### THE TASK:
Reproduce every record below exactly as written, but leave out any pictures.

### INFORMATION SUPPLIED:
══════════

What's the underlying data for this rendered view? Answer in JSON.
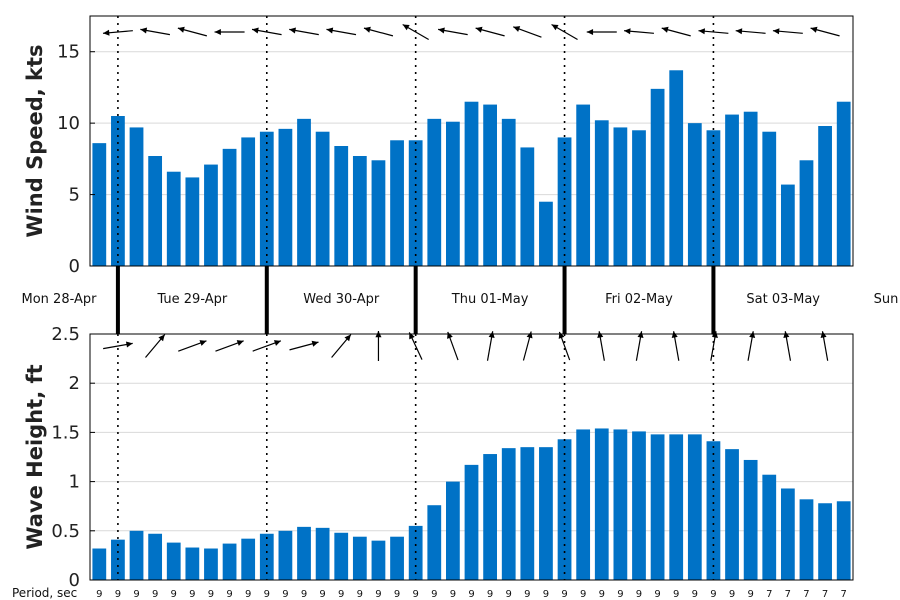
{
  "chart_data": [
    {
      "type": "bar",
      "ylabel": "Wind Speed, kts",
      "ylim": [
        0,
        17.5
      ],
      "yticks": [
        0,
        5,
        10,
        15
      ],
      "bar_color": "#0072C6",
      "grid": true,
      "values": [
        8.6,
        10.5,
        9.7,
        7.7,
        6.6,
        6.2,
        7.1,
        8.2,
        9.0,
        9.4,
        9.6,
        10.3,
        9.4,
        8.4,
        7.7,
        7.4,
        8.8,
        8.8,
        10.3,
        10.1,
        11.5,
        11.3,
        10.3,
        8.3,
        4.5,
        9.0,
        11.3,
        10.2,
        9.7,
        9.5,
        12.4,
        13.7,
        10.0,
        9.5,
        10.6,
        10.8,
        9.4,
        5.7,
        7.4,
        9.8,
        11.5
      ],
      "direction_arrows": [
        "wind-arrow-west",
        "wind-arrow-west",
        "wind-arrow-west",
        "wind-arrow-west",
        "wind-arrow-west"
      ]
    },
    {
      "type": "bar",
      "ylabel": "Wave Height, ft",
      "ylim": [
        0,
        2.5
      ],
      "yticks": [
        0,
        0.5,
        1,
        1.5,
        2,
        2.5
      ],
      "bar_color": "#0072C6",
      "grid": true,
      "values": [
        0.32,
        0.41,
        0.5,
        0.47,
        0.38,
        0.33,
        0.32,
        0.37,
        0.42,
        0.47,
        0.5,
        0.54,
        0.53,
        0.48,
        0.44,
        0.4,
        0.44,
        0.55,
        0.76,
        1.0,
        1.17,
        1.28,
        1.34,
        1.35,
        1.35,
        1.43,
        1.53,
        1.54,
        1.53,
        1.51,
        1.48,
        1.48,
        1.48,
        1.41,
        1.33,
        1.22,
        1.07,
        0.93,
        0.82,
        0.78,
        0.8
      ],
      "direction_arrows": [
        "wave-arrow-northeast",
        "wave-arrow-north"
      ]
    }
  ],
  "days": [
    "Mon 28-Apr",
    "Tue 29-Apr",
    "Wed 30-Apr",
    "Thu 01-May",
    "Fri 02-May",
    "Sat 03-May",
    "Sun"
  ],
  "period_label": "Period, sec",
  "periods": [
    "9",
    "9",
    "9",
    "9",
    "9",
    "9",
    "9",
    "9",
    "9",
    "9",
    "9",
    "9",
    "9",
    "9",
    "9",
    "9",
    "9",
    "9",
    "9",
    "9",
    "9",
    "9",
    "9",
    "9",
    "9",
    "9",
    "9",
    "9",
    "9",
    "9",
    "9",
    "9",
    "9",
    "9",
    "9",
    "9",
    "7",
    "7",
    "7",
    "7",
    "7"
  ],
  "wind_arrow_angles_deg": [
    195,
    175,
    185,
    190,
    195,
    195,
    175,
    180,
    195,
    190,
    180,
    190,
    195,
    190,
    180,
    195,
    200,
    210,
    195,
    190,
    185,
    195,
    195,
    200,
    200,
    210,
    190,
    180,
    190,
    185,
    190,
    195,
    190,
    185,
    180,
    185,
    190,
    185,
    190,
    195,
    190
  ],
  "wave_arrow_angles_deg": [
    -20,
    -10,
    -10,
    -50,
    -20,
    -20,
    -15,
    -20,
    -45,
    -20,
    -20,
    -15,
    -15,
    -50,
    -60,
    -90,
    -100,
    -115,
    -120,
    -110,
    -100,
    -80,
    -80,
    -75,
    -100,
    -110,
    -110,
    -100,
    -80,
    -80,
    -100,
    -100,
    -100,
    -80,
    -80,
    -80,
    -85,
    -100,
    -100,
    -100,
    -90
  ]
}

══════════

### ANSWER FOR THIS EXERCISE:
What's the underlying data for this rendered view? Answer in JSON.
{
  "chart_data": [
    {
      "type": "bar",
      "ylabel": "Wind Speed, kts",
      "ylim": [
        0,
        17.5
      ],
      "yticks": [
        0,
        5,
        10,
        15
      ],
      "bar_color": "#0072C6",
      "grid": true,
      "values": [
        8.6,
        10.5,
        9.7,
        7.7,
        6.6,
        6.2,
        7.1,
        8.2,
        9.0,
        9.4,
        9.6,
        10.3,
        9.4,
        8.4,
        7.7,
        7.4,
        8.8,
        8.8,
        10.3,
        10.1,
        11.5,
        11.3,
        10.3,
        8.3,
        4.5,
        9.0,
        11.3,
        10.2,
        9.7,
        9.5,
        12.4,
        13.7,
        10.0,
        9.5,
        10.6,
        10.8,
        9.4,
        5.7,
        7.4,
        9.8,
        11.5
      ],
      "direction_arrows": [
        "wind-arrow-west",
        "wind-arrow-west",
        "wind-arrow-west",
        "wind-arrow-west",
        "wind-arrow-west"
      ]
    },
    {
      "type": "bar",
      "ylabel": "Wave Height, ft",
      "ylim": [
        0,
        2.5
      ],
      "yticks": [
        0,
        0.5,
        1,
        1.5,
        2,
        2.5
      ],
      "bar_color": "#0072C6",
      "grid": true,
      "values": [
        0.32,
        0.41,
        0.5,
        0.47,
        0.38,
        0.33,
        0.32,
        0.37,
        0.42,
        0.47,
        0.5,
        0.54,
        0.53,
        0.48,
        0.44,
        0.4,
        0.44,
        0.55,
        0.76,
        1.0,
        1.17,
        1.28,
        1.34,
        1.35,
        1.35,
        1.43,
        1.53,
        1.54,
        1.53,
        1.51,
        1.48,
        1.48,
        1.48,
        1.41,
        1.33,
        1.22,
        1.07,
        0.93,
        0.82,
        0.78,
        0.8
      ],
      "direction_arrows": [
        "wave-arrow-northeast",
        "wave-arrow-north"
      ]
    }
  ],
  "days": [
    "Mon 28-Apr",
    "Tue 29-Apr",
    "Wed 30-Apr",
    "Thu 01-May",
    "Fri 02-May",
    "Sat 03-May",
    "Sun"
  ],
  "period_label": "Period, sec",
  "periods": [
    "9",
    "9",
    "9",
    "9",
    "9",
    "9",
    "9",
    "9",
    "9",
    "9",
    "9",
    "9",
    "9",
    "9",
    "9",
    "9",
    "9",
    "9",
    "9",
    "9",
    "9",
    "9",
    "9",
    "9",
    "9",
    "9",
    "9",
    "9",
    "9",
    "9",
    "9",
    "9",
    "9",
    "9",
    "9",
    "9",
    "7",
    "7",
    "7",
    "7",
    "7"
  ],
  "wind_arrow_angles_deg": [
    195,
    175,
    185,
    190,
    195,
    195,
    175,
    180,
    195,
    190,
    180,
    190,
    195,
    190,
    180,
    195,
    200,
    210,
    195,
    190,
    185,
    195,
    195,
    200,
    200,
    210,
    190,
    180,
    190,
    185,
    190,
    195,
    190,
    185,
    180,
    185,
    190,
    185,
    190,
    195,
    190
  ],
  "wave_arrow_angles_deg": [
    -20,
    -10,
    -10,
    -50,
    -20,
    -20,
    -15,
    -20,
    -45,
    -20,
    -20,
    -15,
    -15,
    -50,
    -60,
    -90,
    -100,
    -115,
    -120,
    -110,
    -100,
    -80,
    -80,
    -75,
    -100,
    -110,
    -110,
    -100,
    -80,
    -80,
    -100,
    -100,
    -100,
    -80,
    -80,
    -80,
    -85,
    -100,
    -100,
    -100,
    -90
  ]
}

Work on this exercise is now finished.